--- START Given data ---

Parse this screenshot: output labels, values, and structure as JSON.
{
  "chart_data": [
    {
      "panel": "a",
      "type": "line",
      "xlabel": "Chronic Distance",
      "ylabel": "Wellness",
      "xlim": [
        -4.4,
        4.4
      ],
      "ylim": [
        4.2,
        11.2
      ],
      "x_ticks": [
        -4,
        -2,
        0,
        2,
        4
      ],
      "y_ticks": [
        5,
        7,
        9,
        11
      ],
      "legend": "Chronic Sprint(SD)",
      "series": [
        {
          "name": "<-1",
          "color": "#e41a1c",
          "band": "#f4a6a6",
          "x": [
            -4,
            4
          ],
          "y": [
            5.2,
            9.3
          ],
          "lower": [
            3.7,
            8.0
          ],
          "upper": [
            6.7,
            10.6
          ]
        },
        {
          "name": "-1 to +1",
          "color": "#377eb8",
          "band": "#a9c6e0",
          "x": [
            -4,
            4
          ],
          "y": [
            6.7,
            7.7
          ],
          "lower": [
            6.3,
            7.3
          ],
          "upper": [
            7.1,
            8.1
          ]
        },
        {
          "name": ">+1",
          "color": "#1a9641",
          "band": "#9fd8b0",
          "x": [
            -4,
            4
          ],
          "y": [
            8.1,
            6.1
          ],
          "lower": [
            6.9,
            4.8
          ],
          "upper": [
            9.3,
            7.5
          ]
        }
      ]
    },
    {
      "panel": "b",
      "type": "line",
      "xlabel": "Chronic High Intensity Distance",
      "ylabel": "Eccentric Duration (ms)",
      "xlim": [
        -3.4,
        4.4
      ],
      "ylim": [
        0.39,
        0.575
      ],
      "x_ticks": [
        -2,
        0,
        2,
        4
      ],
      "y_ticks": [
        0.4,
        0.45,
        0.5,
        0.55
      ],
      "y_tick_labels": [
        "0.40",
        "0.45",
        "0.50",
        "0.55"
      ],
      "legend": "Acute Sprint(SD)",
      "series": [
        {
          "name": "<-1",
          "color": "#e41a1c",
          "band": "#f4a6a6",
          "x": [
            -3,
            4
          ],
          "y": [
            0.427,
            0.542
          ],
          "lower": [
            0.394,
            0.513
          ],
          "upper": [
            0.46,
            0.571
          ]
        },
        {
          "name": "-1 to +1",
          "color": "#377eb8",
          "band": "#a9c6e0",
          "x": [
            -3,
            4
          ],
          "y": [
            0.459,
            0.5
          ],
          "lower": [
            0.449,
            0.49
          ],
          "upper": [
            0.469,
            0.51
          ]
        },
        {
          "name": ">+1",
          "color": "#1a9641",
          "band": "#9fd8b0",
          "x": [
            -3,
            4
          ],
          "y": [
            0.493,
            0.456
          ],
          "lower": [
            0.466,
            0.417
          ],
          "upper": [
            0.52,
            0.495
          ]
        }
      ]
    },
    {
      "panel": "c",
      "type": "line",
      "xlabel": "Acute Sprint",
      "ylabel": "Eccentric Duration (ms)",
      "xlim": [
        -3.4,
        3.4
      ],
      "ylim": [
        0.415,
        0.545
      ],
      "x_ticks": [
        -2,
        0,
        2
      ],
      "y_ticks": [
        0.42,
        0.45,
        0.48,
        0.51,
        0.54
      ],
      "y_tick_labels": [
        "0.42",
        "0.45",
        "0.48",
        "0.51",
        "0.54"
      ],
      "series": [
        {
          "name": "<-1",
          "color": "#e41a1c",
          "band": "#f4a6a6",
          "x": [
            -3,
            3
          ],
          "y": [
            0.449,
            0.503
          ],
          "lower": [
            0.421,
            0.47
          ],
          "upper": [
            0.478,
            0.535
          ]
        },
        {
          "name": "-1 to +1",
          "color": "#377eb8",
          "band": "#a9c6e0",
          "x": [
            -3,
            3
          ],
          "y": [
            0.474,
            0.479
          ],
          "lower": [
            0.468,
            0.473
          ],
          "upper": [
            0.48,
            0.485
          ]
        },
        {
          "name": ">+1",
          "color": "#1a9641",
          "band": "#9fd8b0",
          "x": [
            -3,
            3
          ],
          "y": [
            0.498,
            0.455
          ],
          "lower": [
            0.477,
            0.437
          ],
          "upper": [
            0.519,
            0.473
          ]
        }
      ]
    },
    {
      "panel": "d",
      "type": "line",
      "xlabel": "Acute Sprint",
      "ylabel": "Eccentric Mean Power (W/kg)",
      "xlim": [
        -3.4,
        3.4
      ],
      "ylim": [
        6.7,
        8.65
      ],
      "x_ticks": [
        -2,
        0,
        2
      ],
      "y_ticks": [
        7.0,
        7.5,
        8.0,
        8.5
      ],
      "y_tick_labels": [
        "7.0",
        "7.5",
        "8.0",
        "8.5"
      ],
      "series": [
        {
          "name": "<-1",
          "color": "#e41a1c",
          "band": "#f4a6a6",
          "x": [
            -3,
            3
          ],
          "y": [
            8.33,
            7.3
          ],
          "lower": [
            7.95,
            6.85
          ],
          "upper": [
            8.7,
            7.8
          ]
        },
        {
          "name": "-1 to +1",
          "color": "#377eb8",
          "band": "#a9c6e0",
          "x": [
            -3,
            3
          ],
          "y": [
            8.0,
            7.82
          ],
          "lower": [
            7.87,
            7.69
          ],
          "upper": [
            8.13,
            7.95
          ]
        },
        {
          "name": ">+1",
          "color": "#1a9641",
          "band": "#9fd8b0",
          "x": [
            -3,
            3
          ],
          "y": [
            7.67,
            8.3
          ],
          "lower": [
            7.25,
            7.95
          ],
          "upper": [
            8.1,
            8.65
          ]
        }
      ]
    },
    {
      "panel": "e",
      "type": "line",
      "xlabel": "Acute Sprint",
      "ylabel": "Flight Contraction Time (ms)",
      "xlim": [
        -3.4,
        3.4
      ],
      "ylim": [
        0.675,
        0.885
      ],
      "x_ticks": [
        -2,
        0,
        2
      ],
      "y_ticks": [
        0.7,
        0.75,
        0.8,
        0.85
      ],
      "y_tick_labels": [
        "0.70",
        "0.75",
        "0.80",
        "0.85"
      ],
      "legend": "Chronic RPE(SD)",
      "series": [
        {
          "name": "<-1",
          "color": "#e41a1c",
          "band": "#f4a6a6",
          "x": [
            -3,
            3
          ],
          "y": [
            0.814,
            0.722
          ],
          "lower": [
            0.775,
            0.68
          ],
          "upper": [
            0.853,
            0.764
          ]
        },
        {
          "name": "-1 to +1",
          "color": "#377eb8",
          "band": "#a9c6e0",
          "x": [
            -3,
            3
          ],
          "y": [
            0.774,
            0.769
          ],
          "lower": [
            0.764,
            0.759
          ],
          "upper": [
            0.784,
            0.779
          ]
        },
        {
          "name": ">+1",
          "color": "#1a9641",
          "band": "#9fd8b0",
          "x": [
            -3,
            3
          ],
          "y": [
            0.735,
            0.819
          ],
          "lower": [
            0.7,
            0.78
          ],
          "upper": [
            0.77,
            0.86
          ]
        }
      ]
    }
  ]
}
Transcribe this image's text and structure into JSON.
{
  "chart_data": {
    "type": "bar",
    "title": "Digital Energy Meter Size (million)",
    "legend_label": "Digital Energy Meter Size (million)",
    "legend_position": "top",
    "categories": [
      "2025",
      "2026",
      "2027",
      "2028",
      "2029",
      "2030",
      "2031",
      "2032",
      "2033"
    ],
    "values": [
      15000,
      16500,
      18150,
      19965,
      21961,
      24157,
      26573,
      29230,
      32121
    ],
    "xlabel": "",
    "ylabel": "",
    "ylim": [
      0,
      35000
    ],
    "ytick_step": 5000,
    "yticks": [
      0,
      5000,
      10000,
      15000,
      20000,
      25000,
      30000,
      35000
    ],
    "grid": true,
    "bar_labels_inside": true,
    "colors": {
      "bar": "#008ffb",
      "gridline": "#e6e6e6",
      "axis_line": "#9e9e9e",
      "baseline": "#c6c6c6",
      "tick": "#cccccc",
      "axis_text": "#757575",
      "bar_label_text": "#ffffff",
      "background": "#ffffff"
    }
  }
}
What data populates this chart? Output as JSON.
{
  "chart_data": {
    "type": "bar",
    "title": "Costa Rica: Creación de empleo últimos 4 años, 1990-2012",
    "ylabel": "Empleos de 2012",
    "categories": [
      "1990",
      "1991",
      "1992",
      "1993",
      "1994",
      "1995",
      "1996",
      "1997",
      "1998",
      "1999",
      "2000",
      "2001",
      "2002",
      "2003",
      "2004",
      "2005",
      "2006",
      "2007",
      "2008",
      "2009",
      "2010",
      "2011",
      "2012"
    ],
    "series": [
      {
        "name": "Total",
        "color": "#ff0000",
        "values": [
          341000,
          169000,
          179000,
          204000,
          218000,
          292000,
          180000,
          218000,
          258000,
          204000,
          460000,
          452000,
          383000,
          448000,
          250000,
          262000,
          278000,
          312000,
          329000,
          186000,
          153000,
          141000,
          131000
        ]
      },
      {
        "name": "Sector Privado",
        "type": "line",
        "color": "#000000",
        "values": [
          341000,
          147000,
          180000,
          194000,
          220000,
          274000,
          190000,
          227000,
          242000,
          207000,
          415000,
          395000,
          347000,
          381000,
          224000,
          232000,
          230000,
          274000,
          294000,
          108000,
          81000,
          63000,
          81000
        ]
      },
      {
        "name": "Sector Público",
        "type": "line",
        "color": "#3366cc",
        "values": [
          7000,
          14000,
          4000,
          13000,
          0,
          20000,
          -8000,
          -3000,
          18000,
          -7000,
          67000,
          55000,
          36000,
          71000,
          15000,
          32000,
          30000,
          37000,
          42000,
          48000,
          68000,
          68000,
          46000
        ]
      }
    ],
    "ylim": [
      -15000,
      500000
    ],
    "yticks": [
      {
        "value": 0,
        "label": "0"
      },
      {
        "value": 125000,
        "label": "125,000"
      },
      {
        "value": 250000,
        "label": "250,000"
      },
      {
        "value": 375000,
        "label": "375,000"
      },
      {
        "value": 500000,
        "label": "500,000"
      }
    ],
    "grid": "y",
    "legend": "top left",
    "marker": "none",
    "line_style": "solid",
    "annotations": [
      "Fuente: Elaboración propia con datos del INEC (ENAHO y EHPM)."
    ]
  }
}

--- END Given data ---

- Set exercise -
Work out the number of lines above that include the string "Digital" and write only that number.

- Worked solution -
2